** Start Provided data **
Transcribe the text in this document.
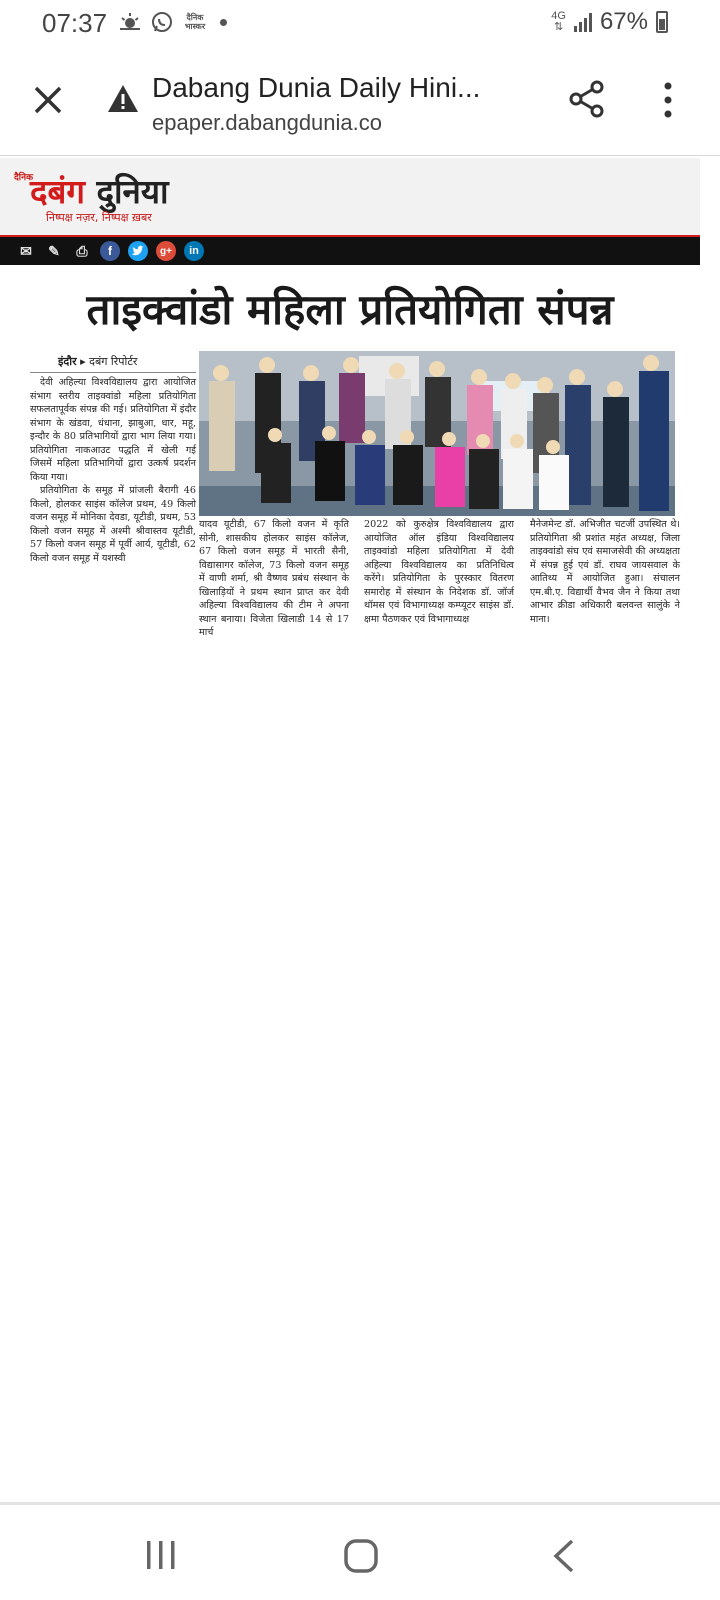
07:37	दैनिक
भास्कर
4G
⇅ 67%
Dabang Dunia Daily Hini...
epaper.dabangdunia.co
दैनिक
दबंग दुनिया
निष्पक्ष नज़र, निष्पक्ष ख़बर
✉ ✎	⎙	f	g+	in
ताइक्वांडो महिला प्रतियोगिता संपन्न
इंदौर ▸ दबंग रिपोर्टर

देवी अहिल्या विश्वविद्यालय द्वारा आयोजित संभाग स्तरीय ताइक्वांडो महिला प्रतियोगिता सफलतापूर्वक संपन्न की गई। प्रतियोगिता में इंदौर संभाग के खंडवा, धंधाना, झाबुआ, धार, महू, इन्दौर के 80 प्रतिभागियों द्वारा भाग लिया गया। प्रतियोगिता नाकआउट पद्धति में खेली गई जिसमें महिला प्रतिभागियों द्वारा उत्कर्ष प्रदर्शन किया गया।

प्रतियोगिता के समूह में प्रांजली बैरागी 46 किलो, होलकर साइंस कॉलेज प्रथम, 49 किलो वजन समूह में मोनिका देवडा, यूटीडी, प्रथम, 53 किलो वजन समूह में अश्मी श्रीवास्तव यूटीडी, 57 किलो वजन समूह में पूर्वी आर्य, यूटीडी, 62 किलो वजन समूह में यशस्वी

यादव यूटीडी, 67 किलो वजन में कृति सोनी, शासकीय होलकर साइंस कॉलेज, 67 किलो वजन समूह में भारती सैनी, विद्यासागर कॉलेज, 73 किलो वजन समूह में वाणी शर्मा, श्री वैष्णव प्रबंध संस्थान के खिलाड़ियों ने प्रथम स्थान प्राप्त कर देवी अहिल्या विश्वविद्यालय की टीम ने अपना स्थान बनाया। विजेता खिलाडी 14 से 17 मार्च

2022 को कुरुक्षेत्र विश्वविद्यालय द्वारा आयोजित ऑल इंडिया विश्वविद्यालय ताइक्वांडो महिला प्रतियोगिता में देवी अहिल्या विश्वविद्यालय का प्रतिनिधित्व करेंगे। प्रतियोगिता के पुरस्कार वितरण समारोह में संस्थान के निदेशक डॉ. जॉर्ज थॉमस एवं विभागाध्यक्ष कम्प्यूटर साइंस डॉ. क्षमा पैठणकर एवं विभागाध्यक्ष

मैनेजमेन्ट डॉ. अभिजीत चटर्जी उपस्थित थे। प्रतियोगिता श्री प्रशांत महंत अध्यक्ष, जिला ताइक्वांडो संघ एवं समाजसेवी की अध्यक्षता में संपन्न हुई एवं डॉ. राघव जायसवाल के आतिथ्य में आयोजित हुआ। संचालन एम.बी.ए. विद्यार्थी वैभव जैन ने किया तथा आभार क्रीडा अधिकारी बलवन्त सालुंके ने माना।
** End Provided data **
◆ Brief:
Reproduce each entry precisely. Leave the pictures out.

◆ Task output:
Transcribe the text in this document.
07:37	दैनिक
भास्कर
4G
⇅ 67%
Dabang Dunia Daily Hini...
epaper.dabangdunia.co
दैनिक
दबंग दुनिया
निष्पक्ष नज़र, निष्पक्ष ख़बर
✉ ✎	⎙	f	g+	in
ताइक्वांडो महिला प्रतियोगिता संपन्न
इंदौर ▸ दबंग रिपोर्टर

देवी अहिल्या विश्वविद्यालय द्वारा आयोजित संभाग स्तरीय ताइक्वांडो महिला प्रतियोगिता सफलतापूर्वक संपन्न की गई। प्रतियोगिता में इंदौर संभाग के खंडवा, धंधाना, झाबुआ, धार, महू, इन्दौर के 80 प्रतिभागियों द्वारा भाग लिया गया। प्रतियोगिता नाकआउट पद्धति में खेली गई जिसमें महिला प्रतिभागियों द्वारा उत्कर्ष प्रदर्शन किया गया।

प्रतियोगिता के समूह में प्रांजली बैरागी 46 किलो, होलकर साइंस कॉलेज प्रथम, 49 किलो वजन समूह में मोनिका देवडा, यूटीडी, प्रथम, 53 किलो वजन समूह में अश्मी श्रीवास्तव यूटीडी, 57 किलो वजन समूह में पूर्वी आर्य, यूटीडी, 62 किलो वजन समूह में यशस्वी

यादव यूटीडी, 67 किलो वजन में कृति सोनी, शासकीय होलकर साइंस कॉलेज, 67 किलो वजन समूह में भारती सैनी, विद्यासागर कॉलेज, 73 किलो वजन समूह में वाणी शर्मा, श्री वैष्णव प्रबंध संस्थान के खिलाड़ियों ने प्रथम स्थान प्राप्त कर देवी अहिल्या विश्वविद्यालय की टीम ने अपना स्थान बनाया। विजेता खिलाडी 14 से 17 मार्च

2022 को कुरुक्षेत्र विश्वविद्यालय द्वारा आयोजित ऑल इंडिया विश्वविद्यालय ताइक्वांडो महिला प्रतियोगिता में देवी अहिल्या विश्वविद्यालय का प्रतिनिधित्व करेंगे। प्रतियोगिता के पुरस्कार वितरण समारोह में संस्थान के निदेशक डॉ. जॉर्ज थॉमस एवं विभागाध्यक्ष कम्प्यूटर साइंस डॉ. क्षमा पैठणकर एवं विभागाध्यक्ष

मैनेजमेन्ट डॉ. अभिजीत चटर्जी उपस्थित थे। प्रतियोगिता श्री प्रशांत महंत अध्यक्ष, जिला ताइक्वांडो संघ एवं समाजसेवी की अध्यक्षता में संपन्न हुई एवं डॉ. राघव जायसवाल के आतिथ्य में आयोजित हुआ। संचालन एम.बी.ए. विद्यार्थी वैभव जैन ने किया तथा आभार क्रीडा अधिकारी बलवन्त सालुंके ने माना।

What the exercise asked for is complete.